[Dataset listings of figures]
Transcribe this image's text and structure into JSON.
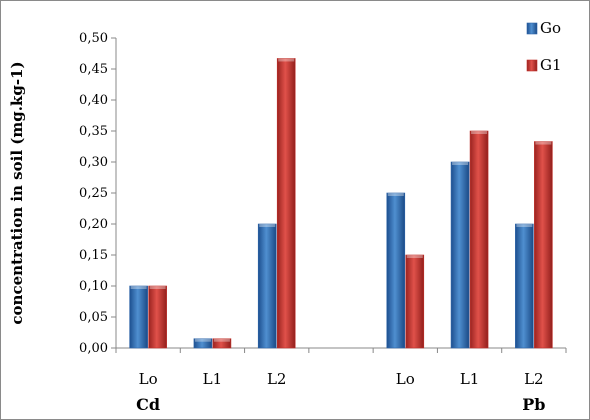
{
  "chart_data": {
    "type": "bar",
    "groups": [
      {
        "label": "Cd",
        "categories": [
          "Lo",
          "L1",
          "L2"
        ]
      },
      {
        "label": "Pb",
        "categories": [
          "Lo",
          "L1",
          "L2"
        ]
      }
    ],
    "series": [
      {
        "name": "Go",
        "values": [
          0.1,
          0.015,
          0.2,
          0.25,
          0.3,
          0.2
        ],
        "color": "#2e64a8"
      },
      {
        "name": "G1",
        "values": [
          0.1,
          0.015,
          0.467,
          0.15,
          0.35,
          0.333
        ],
        "color": "#c0302a"
      }
    ],
    "ylabel": "concentration in soil (mg.kg-1)",
    "ylim": [
      0,
      0.5
    ],
    "yticks": [
      "0,00",
      "0,05",
      "0,10",
      "0,15",
      "0,20",
      "0,25",
      "0,30",
      "0,35",
      "0,40",
      "0,45",
      "0,50"
    ],
    "grid": false,
    "legend": "top-right"
  }
}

■ **DIRECTIONS**: Exclude the pictures and repeat every other part of the records word for word.

■ **WRITTEN REPLY**:
Transcribe this image's text and structure into JSON.
{
  "chart_data": {
    "type": "bar",
    "groups": [
      {
        "label": "Cd",
        "categories": [
          "Lo",
          "L1",
          "L2"
        ]
      },
      {
        "label": "Pb",
        "categories": [
          "Lo",
          "L1",
          "L2"
        ]
      }
    ],
    "series": [
      {
        "name": "Go",
        "values": [
          0.1,
          0.015,
          0.2,
          0.25,
          0.3,
          0.2
        ],
        "color": "#2e64a8"
      },
      {
        "name": "G1",
        "values": [
          0.1,
          0.015,
          0.467,
          0.15,
          0.35,
          0.333
        ],
        "color": "#c0302a"
      }
    ],
    "ylabel": "concentration in soil (mg.kg-1)",
    "ylim": [
      0,
      0.5
    ],
    "yticks": [
      "0,00",
      "0,05",
      "0,10",
      "0,15",
      "0,20",
      "0,25",
      "0,30",
      "0,35",
      "0,40",
      "0,45",
      "0,50"
    ],
    "grid": false,
    "legend": "top-right"
  }
}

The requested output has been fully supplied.